__GOAL__. Where a line below holds the string "τους", copy that line.

┄┄┄┄┄┄┄┄┄┄

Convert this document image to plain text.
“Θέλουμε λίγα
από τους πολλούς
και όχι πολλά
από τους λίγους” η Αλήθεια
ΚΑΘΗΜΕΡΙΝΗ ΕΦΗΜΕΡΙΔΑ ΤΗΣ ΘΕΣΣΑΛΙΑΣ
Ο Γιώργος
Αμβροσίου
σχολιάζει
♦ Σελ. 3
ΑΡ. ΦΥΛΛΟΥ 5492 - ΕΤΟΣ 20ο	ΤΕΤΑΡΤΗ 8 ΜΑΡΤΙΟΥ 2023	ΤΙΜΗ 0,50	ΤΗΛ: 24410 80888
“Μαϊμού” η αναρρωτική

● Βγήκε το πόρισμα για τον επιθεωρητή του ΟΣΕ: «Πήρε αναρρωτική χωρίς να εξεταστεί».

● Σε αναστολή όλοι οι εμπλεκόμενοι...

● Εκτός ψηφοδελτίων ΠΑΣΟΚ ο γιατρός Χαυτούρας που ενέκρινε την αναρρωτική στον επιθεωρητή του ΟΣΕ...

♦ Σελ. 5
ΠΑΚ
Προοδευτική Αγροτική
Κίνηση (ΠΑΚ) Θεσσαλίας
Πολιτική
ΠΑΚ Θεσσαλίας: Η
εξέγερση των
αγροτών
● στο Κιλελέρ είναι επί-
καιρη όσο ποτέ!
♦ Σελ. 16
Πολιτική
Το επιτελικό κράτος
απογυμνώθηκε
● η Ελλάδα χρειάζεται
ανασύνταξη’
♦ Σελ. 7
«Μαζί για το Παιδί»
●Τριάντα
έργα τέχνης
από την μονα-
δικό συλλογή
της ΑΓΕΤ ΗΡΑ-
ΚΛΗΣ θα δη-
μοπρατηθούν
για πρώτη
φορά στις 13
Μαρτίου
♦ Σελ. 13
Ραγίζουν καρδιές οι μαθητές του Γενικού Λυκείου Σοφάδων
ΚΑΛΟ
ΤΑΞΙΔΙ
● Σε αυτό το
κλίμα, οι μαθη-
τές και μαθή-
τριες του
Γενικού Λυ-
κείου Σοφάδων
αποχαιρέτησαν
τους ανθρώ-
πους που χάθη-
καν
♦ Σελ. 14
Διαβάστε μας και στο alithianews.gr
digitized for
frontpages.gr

┄┄┄┄┄┄┄┄┄┄

__ANSWER TO THIS EXERCISE__.
από τους πολλούς
από τους λίγους” η Αλήθεια
τους ανθρώ-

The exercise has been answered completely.